- _Instructions for the task_
Your task is to output the entries below word for word.

- _Provided material_

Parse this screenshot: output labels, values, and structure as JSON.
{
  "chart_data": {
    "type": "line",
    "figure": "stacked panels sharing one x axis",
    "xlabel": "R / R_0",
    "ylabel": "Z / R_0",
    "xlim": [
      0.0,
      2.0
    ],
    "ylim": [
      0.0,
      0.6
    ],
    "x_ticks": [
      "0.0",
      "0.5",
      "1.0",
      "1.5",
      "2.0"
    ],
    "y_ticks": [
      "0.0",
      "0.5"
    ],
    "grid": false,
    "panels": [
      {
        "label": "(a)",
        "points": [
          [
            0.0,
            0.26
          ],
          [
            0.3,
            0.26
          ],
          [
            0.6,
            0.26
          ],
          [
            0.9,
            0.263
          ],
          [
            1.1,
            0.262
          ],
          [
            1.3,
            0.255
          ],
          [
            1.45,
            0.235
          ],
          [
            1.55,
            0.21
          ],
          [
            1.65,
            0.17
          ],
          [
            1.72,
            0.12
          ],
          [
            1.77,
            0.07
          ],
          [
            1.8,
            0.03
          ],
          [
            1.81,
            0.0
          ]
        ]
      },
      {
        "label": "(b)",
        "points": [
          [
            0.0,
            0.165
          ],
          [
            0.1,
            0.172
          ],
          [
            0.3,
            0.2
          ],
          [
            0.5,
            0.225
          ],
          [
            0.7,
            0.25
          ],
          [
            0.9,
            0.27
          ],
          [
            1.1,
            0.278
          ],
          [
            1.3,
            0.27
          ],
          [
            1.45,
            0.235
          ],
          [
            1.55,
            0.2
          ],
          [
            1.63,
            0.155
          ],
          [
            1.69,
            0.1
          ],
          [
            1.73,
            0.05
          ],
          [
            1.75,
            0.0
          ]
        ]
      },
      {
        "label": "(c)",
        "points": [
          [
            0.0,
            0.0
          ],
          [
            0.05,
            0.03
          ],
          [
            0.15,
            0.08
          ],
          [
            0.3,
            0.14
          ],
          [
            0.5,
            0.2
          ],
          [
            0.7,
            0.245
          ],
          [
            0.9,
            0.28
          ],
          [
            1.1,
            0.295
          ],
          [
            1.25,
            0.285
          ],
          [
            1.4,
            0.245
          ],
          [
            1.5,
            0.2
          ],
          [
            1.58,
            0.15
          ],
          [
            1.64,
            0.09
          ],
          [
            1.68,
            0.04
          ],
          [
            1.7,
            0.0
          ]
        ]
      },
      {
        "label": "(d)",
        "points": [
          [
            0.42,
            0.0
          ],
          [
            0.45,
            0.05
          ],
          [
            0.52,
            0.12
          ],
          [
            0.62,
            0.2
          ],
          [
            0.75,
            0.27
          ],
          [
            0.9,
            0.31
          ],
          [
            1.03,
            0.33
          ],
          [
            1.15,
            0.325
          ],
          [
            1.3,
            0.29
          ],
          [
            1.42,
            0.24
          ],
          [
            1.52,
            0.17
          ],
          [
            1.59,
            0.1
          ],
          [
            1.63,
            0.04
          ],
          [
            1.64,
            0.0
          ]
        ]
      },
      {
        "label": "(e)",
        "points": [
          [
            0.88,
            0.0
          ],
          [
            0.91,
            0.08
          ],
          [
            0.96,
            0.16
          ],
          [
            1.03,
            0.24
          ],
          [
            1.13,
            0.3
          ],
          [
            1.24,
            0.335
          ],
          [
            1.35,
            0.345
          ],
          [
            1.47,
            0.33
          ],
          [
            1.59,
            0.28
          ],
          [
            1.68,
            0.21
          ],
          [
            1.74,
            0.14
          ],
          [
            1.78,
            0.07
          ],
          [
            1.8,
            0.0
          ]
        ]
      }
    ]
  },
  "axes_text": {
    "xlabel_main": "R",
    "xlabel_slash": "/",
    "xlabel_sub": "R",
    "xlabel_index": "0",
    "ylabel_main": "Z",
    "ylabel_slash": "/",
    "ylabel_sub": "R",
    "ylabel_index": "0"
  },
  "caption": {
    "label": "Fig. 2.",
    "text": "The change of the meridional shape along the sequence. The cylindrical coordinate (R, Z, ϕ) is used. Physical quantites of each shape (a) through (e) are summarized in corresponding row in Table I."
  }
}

- _Solution for this task_
Parse this screenshot: output labels, values, and structure as JSON.
{
  "chart_data": {
    "type": "line",
    "figure": "stacked panels sharing one x axis",
    "xlabel": "R / R_0",
    "ylabel": "Z / R_0",
    "xlim": [
      0.0,
      2.0
    ],
    "ylim": [
      0.0,
      0.6
    ],
    "x_ticks": [
      "0.0",
      "0.5",
      "1.0",
      "1.5",
      "2.0"
    ],
    "y_ticks": [
      "0.0",
      "0.5"
    ],
    "grid": false,
    "panels": [
      {
        "label": "(a)",
        "points": [
          [
            0.0,
            0.26
          ],
          [
            0.3,
            0.26
          ],
          [
            0.6,
            0.26
          ],
          [
            0.9,
            0.263
          ],
          [
            1.1,
            0.262
          ],
          [
            1.3,
            0.255
          ],
          [
            1.45,
            0.235
          ],
          [
            1.55,
            0.21
          ],
          [
            1.65,
            0.17
          ],
          [
            1.72,
            0.12
          ],
          [
            1.77,
            0.07
          ],
          [
            1.8,
            0.03
          ],
          [
            1.81,
            0.0
          ]
        ]
      },
      {
        "label": "(b)",
        "points": [
          [
            0.0,
            0.165
          ],
          [
            0.1,
            0.172
          ],
          [
            0.3,
            0.2
          ],
          [
            0.5,
            0.225
          ],
          [
            0.7,
            0.25
          ],
          [
            0.9,
            0.27
          ],
          [
            1.1,
            0.278
          ],
          [
            1.3,
            0.27
          ],
          [
            1.45,
            0.235
          ],
          [
            1.55,
            0.2
          ],
          [
            1.63,
            0.155
          ],
          [
            1.69,
            0.1
          ],
          [
            1.73,
            0.05
          ],
          [
            1.75,
            0.0
          ]
        ]
      },
      {
        "label": "(c)",
        "points": [
          [
            0.0,
            0.0
          ],
          [
            0.05,
            0.03
          ],
          [
            0.15,
            0.08
          ],
          [
            0.3,
            0.14
          ],
          [
            0.5,
            0.2
          ],
          [
            0.7,
            0.245
          ],
          [
            0.9,
            0.28
          ],
          [
            1.1,
            0.295
          ],
          [
            1.25,
            0.285
          ],
          [
            1.4,
            0.245
          ],
          [
            1.5,
            0.2
          ],
          [
            1.58,
            0.15
          ],
          [
            1.64,
            0.09
          ],
          [
            1.68,
            0.04
          ],
          [
            1.7,
            0.0
          ]
        ]
      },
      {
        "label": "(d)",
        "points": [
          [
            0.42,
            0.0
          ],
          [
            0.45,
            0.05
          ],
          [
            0.52,
            0.12
          ],
          [
            0.62,
            0.2
          ],
          [
            0.75,
            0.27
          ],
          [
            0.9,
            0.31
          ],
          [
            1.03,
            0.33
          ],
          [
            1.15,
            0.325
          ],
          [
            1.3,
            0.29
          ],
          [
            1.42,
            0.24
          ],
          [
            1.52,
            0.17
          ],
          [
            1.59,
            0.1
          ],
          [
            1.63,
            0.04
          ],
          [
            1.64,
            0.0
          ]
        ]
      },
      {
        "label": "(e)",
        "points": [
          [
            0.88,
            0.0
          ],
          [
            0.91,
            0.08
          ],
          [
            0.96,
            0.16
          ],
          [
            1.03,
            0.24
          ],
          [
            1.13,
            0.3
          ],
          [
            1.24,
            0.335
          ],
          [
            1.35,
            0.345
          ],
          [
            1.47,
            0.33
          ],
          [
            1.59,
            0.28
          ],
          [
            1.68,
            0.21
          ],
          [
            1.74,
            0.14
          ],
          [
            1.78,
            0.07
          ],
          [
            1.8,
            0.0
          ]
        ]
      }
    ]
  },
  "axes_text": {
    "xlabel_main": "R",
    "xlabel_slash": "/",
    "xlabel_sub": "R",
    "xlabel_index": "0",
    "ylabel_main": "Z",
    "ylabel_slash": "/",
    "ylabel_sub": "R",
    "ylabel_index": "0"
  },
  "caption": {
    "label": "Fig. 2.",
    "text": "The change of the meridional shape along the sequence. The cylindrical coordinate (R, Z, ϕ) is used. Physical quantites of each shape (a) through (e) are summarized in corresponding row in Table I."
  }
}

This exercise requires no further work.